YOUR OBJECTIVE:
Copy out lines with the word "text" from the material that follows.

RECORDS SHOWN:
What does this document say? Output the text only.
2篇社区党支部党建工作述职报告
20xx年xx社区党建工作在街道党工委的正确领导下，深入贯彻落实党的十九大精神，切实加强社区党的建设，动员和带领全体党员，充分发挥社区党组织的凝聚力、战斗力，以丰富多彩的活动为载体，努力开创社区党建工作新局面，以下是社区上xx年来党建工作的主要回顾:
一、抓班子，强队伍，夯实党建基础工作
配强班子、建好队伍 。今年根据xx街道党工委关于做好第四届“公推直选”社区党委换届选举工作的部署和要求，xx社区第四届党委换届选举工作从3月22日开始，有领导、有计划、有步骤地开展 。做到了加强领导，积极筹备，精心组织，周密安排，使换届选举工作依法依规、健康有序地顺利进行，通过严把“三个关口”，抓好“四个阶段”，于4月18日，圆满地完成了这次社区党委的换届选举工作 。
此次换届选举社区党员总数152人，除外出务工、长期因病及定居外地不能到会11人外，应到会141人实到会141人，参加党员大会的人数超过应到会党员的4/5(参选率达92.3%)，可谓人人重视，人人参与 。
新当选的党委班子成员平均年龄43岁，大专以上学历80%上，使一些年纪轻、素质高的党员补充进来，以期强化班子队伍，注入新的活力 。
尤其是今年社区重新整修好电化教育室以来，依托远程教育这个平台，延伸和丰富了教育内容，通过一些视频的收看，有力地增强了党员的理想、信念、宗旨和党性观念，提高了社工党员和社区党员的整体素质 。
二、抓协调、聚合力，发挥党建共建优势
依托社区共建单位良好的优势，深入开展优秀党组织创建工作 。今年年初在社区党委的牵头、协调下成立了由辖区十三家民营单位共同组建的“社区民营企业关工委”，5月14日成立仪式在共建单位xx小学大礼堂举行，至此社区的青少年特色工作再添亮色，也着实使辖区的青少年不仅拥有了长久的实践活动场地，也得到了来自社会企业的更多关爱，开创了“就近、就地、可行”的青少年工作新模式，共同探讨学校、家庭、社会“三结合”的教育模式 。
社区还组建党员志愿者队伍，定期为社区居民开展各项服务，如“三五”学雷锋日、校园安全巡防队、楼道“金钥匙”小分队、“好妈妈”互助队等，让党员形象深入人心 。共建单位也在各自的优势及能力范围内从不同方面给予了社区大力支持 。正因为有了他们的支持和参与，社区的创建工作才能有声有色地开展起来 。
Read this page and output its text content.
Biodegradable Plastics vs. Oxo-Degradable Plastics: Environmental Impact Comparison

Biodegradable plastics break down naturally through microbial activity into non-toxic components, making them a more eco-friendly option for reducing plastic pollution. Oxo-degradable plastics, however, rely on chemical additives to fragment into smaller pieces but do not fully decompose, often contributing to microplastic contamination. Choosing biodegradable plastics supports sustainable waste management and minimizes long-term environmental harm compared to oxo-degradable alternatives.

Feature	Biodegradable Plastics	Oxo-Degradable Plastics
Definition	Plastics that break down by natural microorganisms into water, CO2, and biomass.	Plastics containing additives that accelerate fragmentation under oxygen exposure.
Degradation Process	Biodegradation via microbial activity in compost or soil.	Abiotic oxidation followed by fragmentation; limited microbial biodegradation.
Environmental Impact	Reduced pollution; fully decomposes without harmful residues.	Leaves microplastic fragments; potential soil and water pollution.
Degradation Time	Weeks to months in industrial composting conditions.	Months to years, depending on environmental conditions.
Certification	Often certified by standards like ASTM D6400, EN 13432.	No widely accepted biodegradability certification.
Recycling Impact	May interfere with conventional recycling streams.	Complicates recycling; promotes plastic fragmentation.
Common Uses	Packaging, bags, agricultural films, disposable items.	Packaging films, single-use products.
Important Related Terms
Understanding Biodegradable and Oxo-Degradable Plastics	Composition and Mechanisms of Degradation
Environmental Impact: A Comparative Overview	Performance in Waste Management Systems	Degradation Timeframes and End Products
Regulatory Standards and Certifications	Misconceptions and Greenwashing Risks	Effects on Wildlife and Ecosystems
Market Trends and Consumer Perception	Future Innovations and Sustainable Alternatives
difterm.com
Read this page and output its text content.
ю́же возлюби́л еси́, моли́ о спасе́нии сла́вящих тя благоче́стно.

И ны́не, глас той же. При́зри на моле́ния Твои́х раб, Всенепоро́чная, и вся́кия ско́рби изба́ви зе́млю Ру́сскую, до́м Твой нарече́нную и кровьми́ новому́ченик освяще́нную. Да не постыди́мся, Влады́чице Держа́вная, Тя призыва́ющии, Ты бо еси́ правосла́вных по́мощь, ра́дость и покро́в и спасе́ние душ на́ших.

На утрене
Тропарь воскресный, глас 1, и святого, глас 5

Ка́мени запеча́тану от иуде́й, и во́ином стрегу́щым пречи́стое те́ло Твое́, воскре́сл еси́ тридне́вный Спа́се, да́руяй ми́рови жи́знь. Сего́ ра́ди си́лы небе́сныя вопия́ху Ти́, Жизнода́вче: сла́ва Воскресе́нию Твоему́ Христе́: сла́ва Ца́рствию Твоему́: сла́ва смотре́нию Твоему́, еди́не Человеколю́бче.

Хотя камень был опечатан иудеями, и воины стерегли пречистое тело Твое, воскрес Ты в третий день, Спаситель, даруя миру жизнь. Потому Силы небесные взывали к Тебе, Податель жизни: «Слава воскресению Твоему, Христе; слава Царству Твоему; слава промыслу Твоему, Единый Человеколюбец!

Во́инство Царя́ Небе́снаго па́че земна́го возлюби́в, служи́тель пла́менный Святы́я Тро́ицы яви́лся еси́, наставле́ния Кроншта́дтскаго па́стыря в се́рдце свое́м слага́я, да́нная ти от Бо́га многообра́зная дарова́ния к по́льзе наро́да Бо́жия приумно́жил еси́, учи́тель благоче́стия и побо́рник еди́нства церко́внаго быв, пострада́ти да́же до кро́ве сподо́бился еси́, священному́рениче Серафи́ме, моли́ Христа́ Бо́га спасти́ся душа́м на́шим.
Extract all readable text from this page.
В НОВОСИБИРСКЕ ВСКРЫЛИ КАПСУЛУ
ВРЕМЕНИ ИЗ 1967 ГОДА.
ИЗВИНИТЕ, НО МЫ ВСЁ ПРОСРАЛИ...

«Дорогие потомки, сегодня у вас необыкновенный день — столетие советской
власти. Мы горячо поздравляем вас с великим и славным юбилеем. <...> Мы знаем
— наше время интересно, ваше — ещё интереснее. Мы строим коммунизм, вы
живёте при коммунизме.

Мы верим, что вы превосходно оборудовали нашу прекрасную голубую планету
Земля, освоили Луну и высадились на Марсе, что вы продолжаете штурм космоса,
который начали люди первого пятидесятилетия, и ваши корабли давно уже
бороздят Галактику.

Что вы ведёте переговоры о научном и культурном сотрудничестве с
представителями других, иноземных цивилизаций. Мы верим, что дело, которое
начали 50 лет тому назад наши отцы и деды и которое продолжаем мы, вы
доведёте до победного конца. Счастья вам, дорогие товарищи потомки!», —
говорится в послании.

SOLUTION FOR THIS TASK:
What does this document say? Output the text only.
Read this page and output its text content.
Read this page and output its text content.
Extract all readable text from this page.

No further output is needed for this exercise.